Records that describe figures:
===============

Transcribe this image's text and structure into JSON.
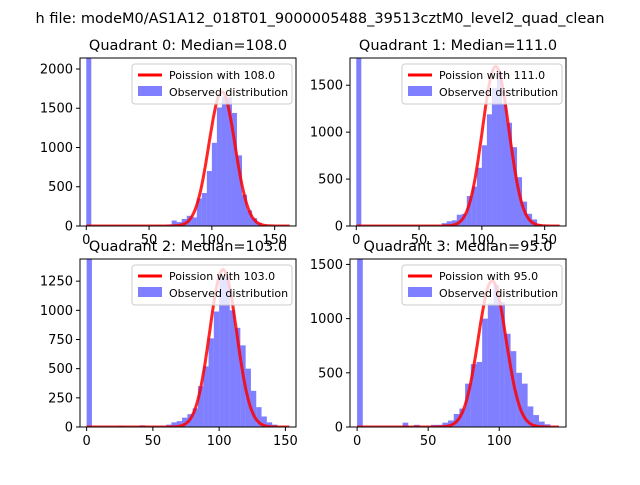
{
  "suptitle": "h file: modeM0/AS1A12_018T01_9000005488_39513cztM0_level2_quad_clean",
  "colors": {
    "histogram": "#0000ff",
    "histogram_opacity": 0.5,
    "poisson_line": "#ff0000",
    "axes": "#000000",
    "background": "#ffffff"
  },
  "legend_entries": {
    "observed": "Observed distribution"
  },
  "chart_data": [
    {
      "type": "bar",
      "title": "Quadrant 0: Median=108.0",
      "median": 108,
      "poisson_label": "Poission with 108.0",
      "poisson_peak": 1710,
      "xlim": [
        -5,
        167
      ],
      "ylim": [
        0,
        2140
      ],
      "xticks": [
        0,
        50,
        100,
        150
      ],
      "xtick_labels": [
        "0",
        "50",
        "100",
        "150"
      ],
      "yticks": [
        0,
        500,
        1000,
        1500,
        2000
      ],
      "ytick_labels": [
        "0",
        "500",
        "1000",
        "1500",
        "2000"
      ],
      "bin_width": 4,
      "bins": [
        [
          0,
          2140
        ],
        [
          56,
          10
        ],
        [
          64,
          20
        ],
        [
          68,
          70
        ],
        [
          72,
          50
        ],
        [
          76,
          90
        ],
        [
          80,
          130
        ],
        [
          84,
          110
        ],
        [
          88,
          350
        ],
        [
          92,
          420
        ],
        [
          96,
          700
        ],
        [
          100,
          1060
        ],
        [
          104,
          1510
        ],
        [
          108,
          1650
        ],
        [
          112,
          1640
        ],
        [
          116,
          1440
        ],
        [
          120,
          900
        ],
        [
          124,
          400
        ],
        [
          128,
          200
        ],
        [
          132,
          100
        ],
        [
          136,
          40
        ],
        [
          140,
          15
        ]
      ],
      "legend_loc": "upper right"
    },
    {
      "type": "bar",
      "title": "Quadrant 1: Median=111.0",
      "median": 111,
      "poisson_label": "Poission with 111.0",
      "poisson_peak": 1700,
      "xlim": [
        -5,
        167
      ],
      "ylim": [
        0,
        1790
      ],
      "xticks": [
        0,
        50,
        100,
        150
      ],
      "xtick_labels": [
        "0",
        "50",
        "100",
        "150"
      ],
      "yticks": [
        0,
        500,
        1000,
        1500
      ],
      "ytick_labels": [
        "0",
        "500",
        "1000",
        "1500"
      ],
      "bin_width": 4,
      "bins": [
        [
          0,
          1790
        ],
        [
          68,
          30
        ],
        [
          72,
          50
        ],
        [
          76,
          60
        ],
        [
          80,
          120
        ],
        [
          84,
          130
        ],
        [
          88,
          320
        ],
        [
          92,
          420
        ],
        [
          96,
          620
        ],
        [
          100,
          860
        ],
        [
          104,
          1190
        ],
        [
          108,
          1470
        ],
        [
          112,
          1640
        ],
        [
          116,
          1300
        ],
        [
          120,
          1100
        ],
        [
          124,
          840
        ],
        [
          128,
          520
        ],
        [
          132,
          260
        ],
        [
          136,
          130
        ],
        [
          140,
          70
        ],
        [
          144,
          20
        ]
      ],
      "legend_loc": "upper right"
    },
    {
      "type": "bar",
      "title": "Quadrant 2: Median=103.0",
      "median": 103,
      "poisson_label": "Poission with 103.0",
      "poisson_peak": 1350,
      "xlim": [
        -5,
        158
      ],
      "ylim": [
        0,
        1440
      ],
      "xticks": [
        0,
        50,
        100,
        150
      ],
      "xtick_labels": [
        "0",
        "50",
        "100",
        "150"
      ],
      "yticks": [
        0,
        250,
        500,
        750,
        1000,
        1250
      ],
      "ytick_labels": [
        "0",
        "250",
        "500",
        "750",
        "1000",
        "1250"
      ],
      "bin_width": 4,
      "bins": [
        [
          0,
          1440
        ],
        [
          24,
          10
        ],
        [
          40,
          15
        ],
        [
          60,
          20
        ],
        [
          64,
          40
        ],
        [
          68,
          50
        ],
        [
          72,
          80
        ],
        [
          76,
          110
        ],
        [
          80,
          160
        ],
        [
          84,
          350
        ],
        [
          88,
          520
        ],
        [
          92,
          760
        ],
        [
          96,
          990
        ],
        [
          100,
          1270
        ],
        [
          104,
          1280
        ],
        [
          108,
          1000
        ],
        [
          112,
          850
        ],
        [
          116,
          700
        ],
        [
          120,
          500
        ],
        [
          124,
          310
        ],
        [
          128,
          170
        ],
        [
          132,
          90
        ],
        [
          136,
          40
        ],
        [
          140,
          20
        ]
      ],
      "legend_loc": "upper right"
    },
    {
      "type": "bar",
      "title": "Quadrant 3: Median=95.0",
      "median": 95,
      "poisson_label": "Poission with 95.0",
      "poisson_peak": 1350,
      "xlim": [
        -5,
        147
      ],
      "ylim": [
        0,
        1550
      ],
      "xticks": [
        0,
        50,
        100
      ],
      "xtick_labels": [
        "0",
        "50",
        "100"
      ],
      "yticks": [
        0,
        500,
        1000,
        1500
      ],
      "ytick_labels": [
        "0",
        "500",
        "1000",
        "1500"
      ],
      "bin_width": 4,
      "bins": [
        [
          0,
          1550
        ],
        [
          32,
          40
        ],
        [
          40,
          20
        ],
        [
          52,
          20
        ],
        [
          56,
          20
        ],
        [
          60,
          40
        ],
        [
          64,
          60
        ],
        [
          68,
          120
        ],
        [
          72,
          170
        ],
        [
          76,
          400
        ],
        [
          80,
          580
        ],
        [
          84,
          600
        ],
        [
          88,
          1000
        ],
        [
          92,
          1140
        ],
        [
          96,
          1310
        ],
        [
          100,
          1150
        ],
        [
          104,
          860
        ],
        [
          108,
          700
        ],
        [
          112,
          500
        ],
        [
          116,
          400
        ],
        [
          120,
          190
        ],
        [
          124,
          110
        ],
        [
          128,
          50
        ],
        [
          132,
          25
        ]
      ],
      "legend_loc": "upper right"
    }
  ]
}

===============

EXERCISE REQUIREMENTS:
Return each line from the material above exactly, but not the pictures.

WRITTEN SOLUTION:
Transcribe this image's text and structure into JSON.
{
  "suptitle": "h file: modeM0/AS1A12_018T01_9000005488_39513cztM0_level2_quad_clean",
  "colors": {
    "histogram": "#0000ff",
    "histogram_opacity": 0.5,
    "poisson_line": "#ff0000",
    "axes": "#000000",
    "background": "#ffffff"
  },
  "legend_entries": {
    "observed": "Observed distribution"
  },
  "chart_data": [
    {
      "type": "bar",
      "title": "Quadrant 0: Median=108.0",
      "median": 108,
      "poisson_label": "Poission with 108.0",
      "poisson_peak": 1710,
      "xlim": [
        -5,
        167
      ],
      "ylim": [
        0,
        2140
      ],
      "xticks": [
        0,
        50,
        100,
        150
      ],
      "xtick_labels": [
        "0",
        "50",
        "100",
        "150"
      ],
      "yticks": [
        0,
        500,
        1000,
        1500,
        2000
      ],
      "ytick_labels": [
        "0",
        "500",
        "1000",
        "1500",
        "2000"
      ],
      "bin_width": 4,
      "bins": [
        [
          0,
          2140
        ],
        [
          56,
          10
        ],
        [
          64,
          20
        ],
        [
          68,
          70
        ],
        [
          72,
          50
        ],
        [
          76,
          90
        ],
        [
          80,
          130
        ],
        [
          84,
          110
        ],
        [
          88,
          350
        ],
        [
          92,
          420
        ],
        [
          96,
          700
        ],
        [
          100,
          1060
        ],
        [
          104,
          1510
        ],
        [
          108,
          1650
        ],
        [
          112,
          1640
        ],
        [
          116,
          1440
        ],
        [
          120,
          900
        ],
        [
          124,
          400
        ],
        [
          128,
          200
        ],
        [
          132,
          100
        ],
        [
          136,
          40
        ],
        [
          140,
          15
        ]
      ],
      "legend_loc": "upper right"
    },
    {
      "type": "bar",
      "title": "Quadrant 1: Median=111.0",
      "median": 111,
      "poisson_label": "Poission with 111.0",
      "poisson_peak": 1700,
      "xlim": [
        -5,
        167
      ],
      "ylim": [
        0,
        1790
      ],
      "xticks": [
        0,
        50,
        100,
        150
      ],
      "xtick_labels": [
        "0",
        "50",
        "100",
        "150"
      ],
      "yticks": [
        0,
        500,
        1000,
        1500
      ],
      "ytick_labels": [
        "0",
        "500",
        "1000",
        "1500"
      ],
      "bin_width": 4,
      "bins": [
        [
          0,
          1790
        ],
        [
          68,
          30
        ],
        [
          72,
          50
        ],
        [
          76,
          60
        ],
        [
          80,
          120
        ],
        [
          84,
          130
        ],
        [
          88,
          320
        ],
        [
          92,
          420
        ],
        [
          96,
          620
        ],
        [
          100,
          860
        ],
        [
          104,
          1190
        ],
        [
          108,
          1470
        ],
        [
          112,
          1640
        ],
        [
          116,
          1300
        ],
        [
          120,
          1100
        ],
        [
          124,
          840
        ],
        [
          128,
          520
        ],
        [
          132,
          260
        ],
        [
          136,
          130
        ],
        [
          140,
          70
        ],
        [
          144,
          20
        ]
      ],
      "legend_loc": "upper right"
    },
    {
      "type": "bar",
      "title": "Quadrant 2: Median=103.0",
      "median": 103,
      "poisson_label": "Poission with 103.0",
      "poisson_peak": 1350,
      "xlim": [
        -5,
        158
      ],
      "ylim": [
        0,
        1440
      ],
      "xticks": [
        0,
        50,
        100,
        150
      ],
      "xtick_labels": [
        "0",
        "50",
        "100",
        "150"
      ],
      "yticks": [
        0,
        250,
        500,
        750,
        1000,
        1250
      ],
      "ytick_labels": [
        "0",
        "250",
        "500",
        "750",
        "1000",
        "1250"
      ],
      "bin_width": 4,
      "bins": [
        [
          0,
          1440
        ],
        [
          24,
          10
        ],
        [
          40,
          15
        ],
        [
          60,
          20
        ],
        [
          64,
          40
        ],
        [
          68,
          50
        ],
        [
          72,
          80
        ],
        [
          76,
          110
        ],
        [
          80,
          160
        ],
        [
          84,
          350
        ],
        [
          88,
          520
        ],
        [
          92,
          760
        ],
        [
          96,
          990
        ],
        [
          100,
          1270
        ],
        [
          104,
          1280
        ],
        [
          108,
          1000
        ],
        [
          112,
          850
        ],
        [
          116,
          700
        ],
        [
          120,
          500
        ],
        [
          124,
          310
        ],
        [
          128,
          170
        ],
        [
          132,
          90
        ],
        [
          136,
          40
        ],
        [
          140,
          20
        ]
      ],
      "legend_loc": "upper right"
    },
    {
      "type": "bar",
      "title": "Quadrant 3: Median=95.0",
      "median": 95,
      "poisson_label": "Poission with 95.0",
      "poisson_peak": 1350,
      "xlim": [
        -5,
        147
      ],
      "ylim": [
        0,
        1550
      ],
      "xticks": [
        0,
        50,
        100
      ],
      "xtick_labels": [
        "0",
        "50",
        "100"
      ],
      "yticks": [
        0,
        500,
        1000,
        1500
      ],
      "ytick_labels": [
        "0",
        "500",
        "1000",
        "1500"
      ],
      "bin_width": 4,
      "bins": [
        [
          0,
          1550
        ],
        [
          32,
          40
        ],
        [
          40,
          20
        ],
        [
          52,
          20
        ],
        [
          56,
          20
        ],
        [
          60,
          40
        ],
        [
          64,
          60
        ],
        [
          68,
          120
        ],
        [
          72,
          170
        ],
        [
          76,
          400
        ],
        [
          80,
          580
        ],
        [
          84,
          600
        ],
        [
          88,
          1000
        ],
        [
          92,
          1140
        ],
        [
          96,
          1310
        ],
        [
          100,
          1150
        ],
        [
          104,
          860
        ],
        [
          108,
          700
        ],
        [
          112,
          500
        ],
        [
          116,
          400
        ],
        [
          120,
          190
        ],
        [
          124,
          110
        ],
        [
          128,
          50
        ],
        [
          132,
          25
        ]
      ],
      "legend_loc": "upper right"
    }
  ]
}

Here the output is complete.